§ INSTRUCTIONS TO FOLLOW
Using the data below, repeat all of it precisely.

§ MATERIALS PROVIDED
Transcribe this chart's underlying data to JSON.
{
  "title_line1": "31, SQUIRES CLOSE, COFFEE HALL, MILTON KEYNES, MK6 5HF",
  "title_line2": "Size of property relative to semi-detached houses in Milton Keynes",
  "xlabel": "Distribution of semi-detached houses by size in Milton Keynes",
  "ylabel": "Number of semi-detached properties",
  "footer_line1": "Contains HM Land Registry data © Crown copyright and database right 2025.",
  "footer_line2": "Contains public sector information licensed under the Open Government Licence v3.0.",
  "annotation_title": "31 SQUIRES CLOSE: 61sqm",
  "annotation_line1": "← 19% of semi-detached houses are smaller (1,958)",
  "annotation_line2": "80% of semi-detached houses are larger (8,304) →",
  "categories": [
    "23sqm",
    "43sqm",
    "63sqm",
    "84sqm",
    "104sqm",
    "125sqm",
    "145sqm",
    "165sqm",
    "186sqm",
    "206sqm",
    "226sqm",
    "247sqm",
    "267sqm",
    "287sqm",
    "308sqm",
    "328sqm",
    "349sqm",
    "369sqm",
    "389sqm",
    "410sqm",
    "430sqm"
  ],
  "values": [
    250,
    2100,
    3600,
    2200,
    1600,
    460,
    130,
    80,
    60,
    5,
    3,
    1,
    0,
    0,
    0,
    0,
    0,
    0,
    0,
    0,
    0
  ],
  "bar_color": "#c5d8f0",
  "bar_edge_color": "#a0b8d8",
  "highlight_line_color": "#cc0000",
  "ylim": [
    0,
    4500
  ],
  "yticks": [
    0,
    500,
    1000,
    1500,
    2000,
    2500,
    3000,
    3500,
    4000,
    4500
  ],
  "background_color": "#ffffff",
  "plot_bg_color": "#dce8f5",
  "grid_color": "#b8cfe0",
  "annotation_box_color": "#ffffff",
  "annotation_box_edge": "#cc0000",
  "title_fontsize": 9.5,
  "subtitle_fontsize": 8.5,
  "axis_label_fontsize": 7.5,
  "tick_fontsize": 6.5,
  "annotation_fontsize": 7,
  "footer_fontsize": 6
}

§ TASK OUTPUT
Transcribe this chart's underlying data to JSON.
{
  "title_line1": "31, SQUIRES CLOSE, COFFEE HALL, MILTON KEYNES, MK6 5HF",
  "title_line2": "Size of property relative to semi-detached houses in Milton Keynes",
  "xlabel": "Distribution of semi-detached houses by size in Milton Keynes",
  "ylabel": "Number of semi-detached properties",
  "footer_line1": "Contains HM Land Registry data © Crown copyright and database right 2025.",
  "footer_line2": "Contains public sector information licensed under the Open Government Licence v3.0.",
  "annotation_title": "31 SQUIRES CLOSE: 61sqm",
  "annotation_line1": "← 19% of semi-detached houses are smaller (1,958)",
  "annotation_line2": "80% of semi-detached houses are larger (8,304) →",
  "categories": [
    "23sqm",
    "43sqm",
    "63sqm",
    "84sqm",
    "104sqm",
    "125sqm",
    "145sqm",
    "165sqm",
    "186sqm",
    "206sqm",
    "226sqm",
    "247sqm",
    "267sqm",
    "287sqm",
    "308sqm",
    "328sqm",
    "349sqm",
    "369sqm",
    "389sqm",
    "410sqm",
    "430sqm"
  ],
  "values": [
    250,
    2100,
    3600,
    2200,
    1600,
    460,
    130,
    80,
    60,
    5,
    3,
    1,
    0,
    0,
    0,
    0,
    0,
    0,
    0,
    0,
    0
  ],
  "bar_color": "#c5d8f0",
  "bar_edge_color": "#a0b8d8",
  "highlight_line_color": "#cc0000",
  "ylim": [
    0,
    4500
  ],
  "yticks": [
    0,
    500,
    1000,
    1500,
    2000,
    2500,
    3000,
    3500,
    4000,
    4500
  ],
  "background_color": "#ffffff",
  "plot_bg_color": "#dce8f5",
  "grid_color": "#b8cfe0",
  "annotation_box_color": "#ffffff",
  "annotation_box_edge": "#cc0000",
  "title_fontsize": 9.5,
  "subtitle_fontsize": 8.5,
  "axis_label_fontsize": 7.5,
  "tick_fontsize": 6.5,
  "annotation_fontsize": 7,
  "footer_fontsize": 6
}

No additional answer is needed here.